• Texto proporcionado:
Un juez de San Cristóbal impuso prisión preventiva a Ángel Gabriel Capellán, señalado por el Ministerio Público como principal imputado en un caso de presunto maltrato físico y psicológico y trabajo o servicio forzado contra varios niños, niñas y adolescentes que se encontraban en un establecimiento de Bajos de Haina que operaba bajo la apariencia de una fundación y un espacio religioso.
El tribunal también impuso una garantía económica de RD$20,000, presentación periódica e impedimento de salida del país a Isaías Ramón Muñoz Rodríguez, quien figura como otro de los imputados en el proceso.
Capellán, identificado también como «el Pastor» o «Capellán», deberá cumplir la prisión preventiva en el Centro de Corrección y Rehabilitación Najayo, en San Cristóbal.
La decisión fue adoptada por el juez José Carlos Arias, de la Oficina Judicial de Servicios de Atención Permanente de San Cristóbal, después de que el Ministerio Público presentara las evidencias con las que sustentó su solicitud de medidas de coerción.
Rescate de 13 menores
Los hechos investigados salieron a la luz después de que uno de los menores que permanecían en el lugar escapara y llegara hasta un destacamento policial. Su denuncia alertó a las autoridades sobre las condiciones en que se encontraban los niños, niñas y adolescentes.
A partir de esa alerta se inició una investigación que condujo a la solicitud de órdenes judiciales para el arresto de los imputados.
Allanamientos simultáneos
Entre la noche del 29 y la madrugada del 30 de agosto de 2026, las autoridades realizaron allanamientos simultáneos en los sectores La Pared y El Carril, en Bajos de Haina.
Durante la intervención fueron rescatados 13 menores, con edades que iban desde los cuatro meses hasta los 13 años. De acuerdo con la investigación presentada por el Ministerio Público, los niños mostraban signos evidentes de maltrato físico y psicológico.
El establecimiento funcionaba en el interior de una finca y, según la acusación, utilizaba como fachada las actividades de una fundación y un espacio religioso.

• Información proporcionada:
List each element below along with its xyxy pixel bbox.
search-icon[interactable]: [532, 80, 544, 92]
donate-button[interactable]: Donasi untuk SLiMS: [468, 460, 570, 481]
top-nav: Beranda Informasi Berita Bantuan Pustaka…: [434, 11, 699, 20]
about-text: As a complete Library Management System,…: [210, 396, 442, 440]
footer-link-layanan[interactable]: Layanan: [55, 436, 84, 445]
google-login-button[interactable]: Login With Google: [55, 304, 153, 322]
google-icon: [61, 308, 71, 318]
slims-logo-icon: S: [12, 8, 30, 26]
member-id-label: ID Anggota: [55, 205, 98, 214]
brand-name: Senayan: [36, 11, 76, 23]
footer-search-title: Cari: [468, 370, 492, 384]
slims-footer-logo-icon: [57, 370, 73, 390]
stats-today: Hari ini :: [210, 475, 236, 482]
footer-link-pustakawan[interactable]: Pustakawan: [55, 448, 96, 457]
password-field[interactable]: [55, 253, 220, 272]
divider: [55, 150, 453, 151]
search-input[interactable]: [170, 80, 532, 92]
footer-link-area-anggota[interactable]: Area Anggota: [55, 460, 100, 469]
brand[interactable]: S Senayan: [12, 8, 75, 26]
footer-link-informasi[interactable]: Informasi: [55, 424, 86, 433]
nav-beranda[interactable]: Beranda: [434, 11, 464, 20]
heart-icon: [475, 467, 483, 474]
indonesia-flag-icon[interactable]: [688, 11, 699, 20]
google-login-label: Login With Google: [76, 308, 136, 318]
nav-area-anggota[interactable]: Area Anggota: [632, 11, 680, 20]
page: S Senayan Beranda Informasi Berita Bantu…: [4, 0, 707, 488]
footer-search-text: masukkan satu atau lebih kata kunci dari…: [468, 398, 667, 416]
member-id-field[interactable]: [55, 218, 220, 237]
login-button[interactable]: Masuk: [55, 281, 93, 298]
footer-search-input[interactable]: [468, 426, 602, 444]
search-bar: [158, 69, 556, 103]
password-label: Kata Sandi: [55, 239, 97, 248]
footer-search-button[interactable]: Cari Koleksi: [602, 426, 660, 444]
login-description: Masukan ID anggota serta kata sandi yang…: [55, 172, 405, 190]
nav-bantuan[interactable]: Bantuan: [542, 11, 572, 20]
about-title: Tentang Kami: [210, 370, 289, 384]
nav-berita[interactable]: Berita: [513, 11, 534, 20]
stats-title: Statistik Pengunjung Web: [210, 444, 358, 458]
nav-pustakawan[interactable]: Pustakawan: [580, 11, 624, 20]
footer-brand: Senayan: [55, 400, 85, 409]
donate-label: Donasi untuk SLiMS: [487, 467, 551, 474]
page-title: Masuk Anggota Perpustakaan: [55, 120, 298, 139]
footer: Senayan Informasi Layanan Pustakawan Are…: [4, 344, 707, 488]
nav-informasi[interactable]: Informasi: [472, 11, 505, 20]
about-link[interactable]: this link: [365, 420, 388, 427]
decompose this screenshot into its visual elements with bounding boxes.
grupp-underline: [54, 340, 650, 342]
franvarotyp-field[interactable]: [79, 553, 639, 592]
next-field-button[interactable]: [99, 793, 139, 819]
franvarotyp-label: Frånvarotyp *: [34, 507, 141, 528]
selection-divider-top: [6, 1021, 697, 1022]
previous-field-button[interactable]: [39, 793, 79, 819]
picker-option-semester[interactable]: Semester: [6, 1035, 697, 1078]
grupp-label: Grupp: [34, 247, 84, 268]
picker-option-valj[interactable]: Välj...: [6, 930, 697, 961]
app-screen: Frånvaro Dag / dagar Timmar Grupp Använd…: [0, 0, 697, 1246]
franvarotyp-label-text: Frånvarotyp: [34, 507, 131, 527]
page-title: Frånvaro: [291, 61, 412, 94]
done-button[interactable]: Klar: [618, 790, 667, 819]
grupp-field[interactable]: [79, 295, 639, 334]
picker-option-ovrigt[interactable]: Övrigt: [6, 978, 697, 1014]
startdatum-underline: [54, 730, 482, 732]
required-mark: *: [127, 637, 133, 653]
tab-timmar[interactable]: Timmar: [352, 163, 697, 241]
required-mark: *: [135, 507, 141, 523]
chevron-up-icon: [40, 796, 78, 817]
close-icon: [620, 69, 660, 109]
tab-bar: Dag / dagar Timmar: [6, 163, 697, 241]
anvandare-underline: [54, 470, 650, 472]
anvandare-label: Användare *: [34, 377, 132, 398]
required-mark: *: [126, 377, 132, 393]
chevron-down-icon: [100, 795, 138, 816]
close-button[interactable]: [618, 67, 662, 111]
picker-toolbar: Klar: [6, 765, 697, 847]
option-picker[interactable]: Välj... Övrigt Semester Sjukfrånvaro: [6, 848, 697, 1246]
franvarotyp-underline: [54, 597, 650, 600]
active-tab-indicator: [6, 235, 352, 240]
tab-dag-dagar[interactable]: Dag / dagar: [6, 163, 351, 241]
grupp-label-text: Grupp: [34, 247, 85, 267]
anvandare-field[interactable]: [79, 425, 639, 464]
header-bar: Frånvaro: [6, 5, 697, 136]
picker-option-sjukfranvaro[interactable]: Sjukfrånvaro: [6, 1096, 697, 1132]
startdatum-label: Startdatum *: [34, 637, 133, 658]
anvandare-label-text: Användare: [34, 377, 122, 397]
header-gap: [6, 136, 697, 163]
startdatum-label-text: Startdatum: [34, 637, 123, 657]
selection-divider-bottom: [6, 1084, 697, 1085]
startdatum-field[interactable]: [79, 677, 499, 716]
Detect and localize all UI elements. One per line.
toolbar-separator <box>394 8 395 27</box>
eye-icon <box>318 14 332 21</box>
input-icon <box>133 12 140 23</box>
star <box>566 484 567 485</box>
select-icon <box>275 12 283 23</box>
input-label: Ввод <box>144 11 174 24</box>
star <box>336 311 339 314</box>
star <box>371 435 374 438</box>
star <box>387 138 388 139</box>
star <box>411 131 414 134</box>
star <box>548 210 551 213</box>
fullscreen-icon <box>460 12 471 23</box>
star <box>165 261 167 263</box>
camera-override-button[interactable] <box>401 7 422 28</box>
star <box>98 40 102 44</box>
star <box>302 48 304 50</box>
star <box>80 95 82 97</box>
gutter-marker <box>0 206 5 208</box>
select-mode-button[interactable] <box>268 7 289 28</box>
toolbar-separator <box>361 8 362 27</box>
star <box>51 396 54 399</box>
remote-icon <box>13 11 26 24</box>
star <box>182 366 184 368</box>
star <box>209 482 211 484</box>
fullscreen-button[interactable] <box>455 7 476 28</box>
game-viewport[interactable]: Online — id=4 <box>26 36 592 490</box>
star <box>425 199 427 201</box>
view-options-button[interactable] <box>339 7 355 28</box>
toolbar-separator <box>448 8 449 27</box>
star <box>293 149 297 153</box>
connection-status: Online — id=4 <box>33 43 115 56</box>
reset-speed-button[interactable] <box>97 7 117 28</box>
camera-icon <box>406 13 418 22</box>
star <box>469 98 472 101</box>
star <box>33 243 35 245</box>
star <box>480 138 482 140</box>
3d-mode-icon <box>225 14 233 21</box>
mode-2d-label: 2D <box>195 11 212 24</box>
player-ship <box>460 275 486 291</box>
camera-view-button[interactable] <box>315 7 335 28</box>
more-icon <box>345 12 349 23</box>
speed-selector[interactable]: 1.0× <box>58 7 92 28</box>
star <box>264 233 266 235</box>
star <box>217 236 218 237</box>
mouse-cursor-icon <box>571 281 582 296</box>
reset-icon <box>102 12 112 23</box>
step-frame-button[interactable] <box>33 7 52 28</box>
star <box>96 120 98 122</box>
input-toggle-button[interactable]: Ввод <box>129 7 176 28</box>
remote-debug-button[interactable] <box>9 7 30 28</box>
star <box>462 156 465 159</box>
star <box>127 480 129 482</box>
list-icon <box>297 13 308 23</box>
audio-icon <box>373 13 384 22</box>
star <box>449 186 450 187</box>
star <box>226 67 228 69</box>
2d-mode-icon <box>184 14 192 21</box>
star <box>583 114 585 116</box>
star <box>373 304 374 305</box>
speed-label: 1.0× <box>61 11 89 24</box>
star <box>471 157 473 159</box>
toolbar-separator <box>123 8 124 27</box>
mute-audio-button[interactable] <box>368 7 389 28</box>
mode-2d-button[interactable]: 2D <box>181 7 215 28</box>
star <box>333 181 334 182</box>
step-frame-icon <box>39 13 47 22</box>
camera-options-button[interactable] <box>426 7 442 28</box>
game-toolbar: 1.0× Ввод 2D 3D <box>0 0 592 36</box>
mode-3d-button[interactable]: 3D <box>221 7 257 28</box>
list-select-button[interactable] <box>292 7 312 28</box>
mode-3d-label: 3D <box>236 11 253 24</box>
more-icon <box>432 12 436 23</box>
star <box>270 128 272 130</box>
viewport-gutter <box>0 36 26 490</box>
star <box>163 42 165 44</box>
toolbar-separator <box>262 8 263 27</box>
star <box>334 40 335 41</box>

• Ejercicios por realizar:
• A. Reproduce el fragmento de la noticia sobre el caso de Bajos de Haina que empieza en "Capellán, identificado también" y termina tras "de los imputados.". Cambia "destacamento policial" por "cuartel de policía".
• B. Según la noticia sobre el caso de Bajos de Haina, ¿qué dio origen a la investigación? Responde en una a tres oraciones.
• C. Escribe la continuación de la noticia sobre el caso de Bajos de Haina a partir de su última oración.

• Resultados esperados:
• A.
Capellán, identificado también como «el Pastor» o «Capellán», deberá cumplir la prisión preventiva en el Centro de Corrección y Rehabilitación Najayo, en San Cristóbal.
La decisión fue adoptada por el juez José Carlos Arias, de la Oficina Judicial de Servicios de Atención Permanente de San Cristóbal, después de que el Ministerio Público presentara las evidencias con las que sustentó su solicitud de medidas de coerción.
Rescate de 13 menores
Los hechos investigados salieron a la luz después de que uno de los menores que permanecían en el lugar escapara y llegara hasta un cuartel de policía. Su denuncia alertó a las autoridades sobre las condiciones en que se encontraban los niños, niñas y adolescentes.
A partir de esa alerta se inició una investigación que condujo a la solicitud de órdenes judiciales para el arresto de los imputados.

• B. La investigación se inició porque uno de los menores que permanecían en el lugar escapó y llegó hasta un destacamento policial. Su denuncia alertó a las autoridades sobre las condiciones en que se encontraban los niños, niñas y adolescentes.

• C.
La operación fue ejecutada por la Fiscalía de San Cristóbal y la Procuraduría Especializada contra el Tráfico Ilícito de Migrantes y Trata de Personas (PETT), con apoyo del Departamento de Investigación de Trata y Tráfico de Personas de la Policía Nacional y de la Unidad Especializada de Investigación Conjunta contra el Tráfico Ilícito de Migrantes y Delitos Conexos (UITIMC).
También participaron organismos vinculados a la protección de la niñez, entre ellos la Dirección de Protección de la Niñez y Adolescencia y el Consejo Nacional para la Niñez y la Adolescencia (Conani).
Investigación bajo acusaciones graves
La solicitud de coerción fue presentada por la titular de la PETT, Yoanna Bejarán; la fiscal titular de San Cristóbal, Ramona Santana, y Fanny M. Garabitos Guerrero, coordinadora de la Unidad de Atención a Víctimas de Violencia de Género, Intrafamiliar y Delitos Sexuales.
Durante la audiencia, los fiscales Fanny Garabitos Guerrero y Roberto Reyes expusieron las pruebas en las que sustentaron las medidas solicitadas.
Los menores afectados están representados en el proceso por abogados del Servicio Nacional de Representación Legal de los Derechos de la Víctima (Relevic).
El caso queda ahora sujeto al desarrollo de la investigación judicial, mientras las autoridades procuran establecer las circunstancias en que los menores permanecían en el establecimiento y las responsabilidades individuales que correspondan.